[Saved data entries]

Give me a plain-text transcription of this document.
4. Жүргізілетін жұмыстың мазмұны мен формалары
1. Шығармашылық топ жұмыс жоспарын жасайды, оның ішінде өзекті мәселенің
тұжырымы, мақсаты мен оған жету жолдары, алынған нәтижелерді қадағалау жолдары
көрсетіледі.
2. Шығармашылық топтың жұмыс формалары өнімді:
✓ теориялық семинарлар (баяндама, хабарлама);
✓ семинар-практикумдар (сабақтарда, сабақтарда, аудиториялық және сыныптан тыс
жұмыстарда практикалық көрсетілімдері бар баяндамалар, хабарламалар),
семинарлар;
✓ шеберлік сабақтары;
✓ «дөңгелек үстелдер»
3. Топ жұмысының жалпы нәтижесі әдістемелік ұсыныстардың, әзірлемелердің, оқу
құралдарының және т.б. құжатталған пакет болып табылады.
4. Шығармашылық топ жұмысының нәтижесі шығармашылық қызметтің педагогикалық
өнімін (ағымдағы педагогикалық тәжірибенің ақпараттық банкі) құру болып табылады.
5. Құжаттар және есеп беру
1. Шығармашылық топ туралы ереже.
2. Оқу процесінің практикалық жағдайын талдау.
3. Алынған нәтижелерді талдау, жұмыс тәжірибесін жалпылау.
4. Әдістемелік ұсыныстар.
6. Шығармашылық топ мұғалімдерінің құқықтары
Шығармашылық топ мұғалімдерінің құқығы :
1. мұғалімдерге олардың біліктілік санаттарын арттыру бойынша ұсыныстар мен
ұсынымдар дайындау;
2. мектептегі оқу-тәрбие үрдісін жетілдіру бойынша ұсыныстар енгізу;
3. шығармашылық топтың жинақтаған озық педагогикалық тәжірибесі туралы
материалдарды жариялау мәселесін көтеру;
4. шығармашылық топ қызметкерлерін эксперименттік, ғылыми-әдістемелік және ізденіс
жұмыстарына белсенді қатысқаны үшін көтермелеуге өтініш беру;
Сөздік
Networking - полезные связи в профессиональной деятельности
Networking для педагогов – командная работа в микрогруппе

**WHAT TO PRODUCE**
From the listing, copy every line where the string "нәтижелерді" appears.

**CORRECT RESPONSE**
тұжырымы, мақсаты мен оған жету жолдары, алынған нәтижелерді қадағалау жолдары
3. Алынған нәтижелерді талдау, жұмыс тәжірибесін жалпылау.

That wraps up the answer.